16.LeetCode刷题For Swift·209. Mini

1、原题

Given an array of n positive integers and a positive integer s, find the minimal length of a contiguous subarray of which the sum ≥ s. If there isn't one, return 0 instead.

Example:

Input: s = 7, nums = [2,3,1,2,4,3]
Output: 2
Explanation: the subarray [4,3] has the minimal length under the problem constraint.
Follow up:
If you have figured out the O(n) solution, try coding another solution of which the time complexity is O(n log n).

2、思路

3、代码

class Solution {
    func minSubArrayLen(_ s: Int, _ nums: [Int]) -> Int {
        // 结果，初始化为一个超大值，不能为空
        var result = INTPTR_MAX
        // 左指针
        var i = 0
        // 求和
        var sum = 0
        // 最小长度
        var subLength = 0
        for j in 0..<nums.count {
            // 求和，判断和是否大于等于s
            sum += nums[j]
            while sum >= s {
                // 小数组的长度
                subLength = j - i + 1
                result = result < subLength ? result : subLength
                // 然后还得减去小数组的第一个元素
                sum -= nums[i]
                i += 1
            }
        }
        return result == INTPTR_MAX ? 0 : result
    }
}

任务说明 - 照录节选原文中从“16.LeetCode刷题For Swift·209. Mini”起、到“O(n log n).”为止（含）的部分，并将其中的“subarray”改为“segment”。

记录列表 -

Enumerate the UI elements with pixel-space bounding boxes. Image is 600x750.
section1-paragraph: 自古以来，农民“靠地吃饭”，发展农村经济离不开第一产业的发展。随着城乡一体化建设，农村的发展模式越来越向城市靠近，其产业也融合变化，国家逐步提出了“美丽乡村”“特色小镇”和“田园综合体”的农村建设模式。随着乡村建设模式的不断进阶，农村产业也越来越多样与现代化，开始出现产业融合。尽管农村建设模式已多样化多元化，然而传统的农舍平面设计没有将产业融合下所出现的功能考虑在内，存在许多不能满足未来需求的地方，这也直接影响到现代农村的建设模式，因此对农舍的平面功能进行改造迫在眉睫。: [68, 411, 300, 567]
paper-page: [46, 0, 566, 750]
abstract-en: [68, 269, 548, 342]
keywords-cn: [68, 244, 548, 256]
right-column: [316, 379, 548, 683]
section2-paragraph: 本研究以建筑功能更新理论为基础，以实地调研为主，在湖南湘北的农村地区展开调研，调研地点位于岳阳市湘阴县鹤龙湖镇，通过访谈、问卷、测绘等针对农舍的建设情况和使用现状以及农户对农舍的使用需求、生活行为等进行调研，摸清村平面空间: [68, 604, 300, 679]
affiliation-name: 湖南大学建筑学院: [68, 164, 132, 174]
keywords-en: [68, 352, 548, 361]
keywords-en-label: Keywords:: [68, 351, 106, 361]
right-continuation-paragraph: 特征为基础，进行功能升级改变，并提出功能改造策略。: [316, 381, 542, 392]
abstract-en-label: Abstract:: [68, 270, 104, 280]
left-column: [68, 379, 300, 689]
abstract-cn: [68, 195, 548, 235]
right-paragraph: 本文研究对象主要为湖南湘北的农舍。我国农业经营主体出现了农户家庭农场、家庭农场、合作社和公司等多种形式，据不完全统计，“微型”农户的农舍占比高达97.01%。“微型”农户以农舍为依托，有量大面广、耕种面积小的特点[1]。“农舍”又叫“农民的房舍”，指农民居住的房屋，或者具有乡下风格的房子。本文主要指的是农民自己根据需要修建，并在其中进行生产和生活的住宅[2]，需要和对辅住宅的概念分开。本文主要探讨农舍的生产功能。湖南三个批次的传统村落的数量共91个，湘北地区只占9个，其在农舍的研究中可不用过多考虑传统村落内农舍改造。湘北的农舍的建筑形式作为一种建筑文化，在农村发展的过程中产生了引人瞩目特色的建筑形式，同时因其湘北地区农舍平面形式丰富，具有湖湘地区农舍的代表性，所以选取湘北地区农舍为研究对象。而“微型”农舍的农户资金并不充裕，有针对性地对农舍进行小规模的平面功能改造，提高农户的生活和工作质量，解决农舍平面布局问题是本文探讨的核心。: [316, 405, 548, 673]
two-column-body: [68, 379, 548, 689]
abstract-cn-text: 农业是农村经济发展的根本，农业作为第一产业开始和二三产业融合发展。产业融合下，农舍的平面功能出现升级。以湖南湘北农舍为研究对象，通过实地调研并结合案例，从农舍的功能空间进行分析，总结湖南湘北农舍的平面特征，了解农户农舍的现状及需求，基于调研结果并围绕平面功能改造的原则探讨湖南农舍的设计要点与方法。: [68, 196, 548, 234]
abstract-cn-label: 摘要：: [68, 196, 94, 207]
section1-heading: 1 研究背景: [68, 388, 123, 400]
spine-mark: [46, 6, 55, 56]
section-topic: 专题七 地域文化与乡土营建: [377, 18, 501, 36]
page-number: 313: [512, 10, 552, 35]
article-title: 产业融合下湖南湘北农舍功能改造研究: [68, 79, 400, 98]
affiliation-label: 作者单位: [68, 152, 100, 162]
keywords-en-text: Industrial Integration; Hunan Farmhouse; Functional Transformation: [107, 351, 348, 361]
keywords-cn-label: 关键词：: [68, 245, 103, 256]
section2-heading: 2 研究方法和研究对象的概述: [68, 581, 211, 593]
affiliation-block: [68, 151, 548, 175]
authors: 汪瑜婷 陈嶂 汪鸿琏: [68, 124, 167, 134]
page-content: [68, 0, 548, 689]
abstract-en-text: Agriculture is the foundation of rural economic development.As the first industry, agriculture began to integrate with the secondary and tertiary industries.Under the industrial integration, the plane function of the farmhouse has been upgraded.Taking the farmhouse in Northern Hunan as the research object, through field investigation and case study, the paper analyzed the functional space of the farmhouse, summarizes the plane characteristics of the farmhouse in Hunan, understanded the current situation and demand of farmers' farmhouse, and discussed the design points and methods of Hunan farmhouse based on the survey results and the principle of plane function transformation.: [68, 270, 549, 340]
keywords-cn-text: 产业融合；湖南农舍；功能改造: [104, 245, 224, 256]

书面作答 -
16.LeetCode刷题For Swift·209. Mini

1、原题

Given an array of n positive integers and a positive integer s, find the minimal length of a contiguous segment of which the sum ≥ s. If there isn't one, return 0 instead.

Example:

Input: s = 7, nums = [2,3,1,2,4,3]
Output: 2
Explanation: the segment [4,3] has the minimal length under the problem constraint.
Follow up:
If you have figured out the O(n) solution, try coding another solution of which the time complexity is O(n log n).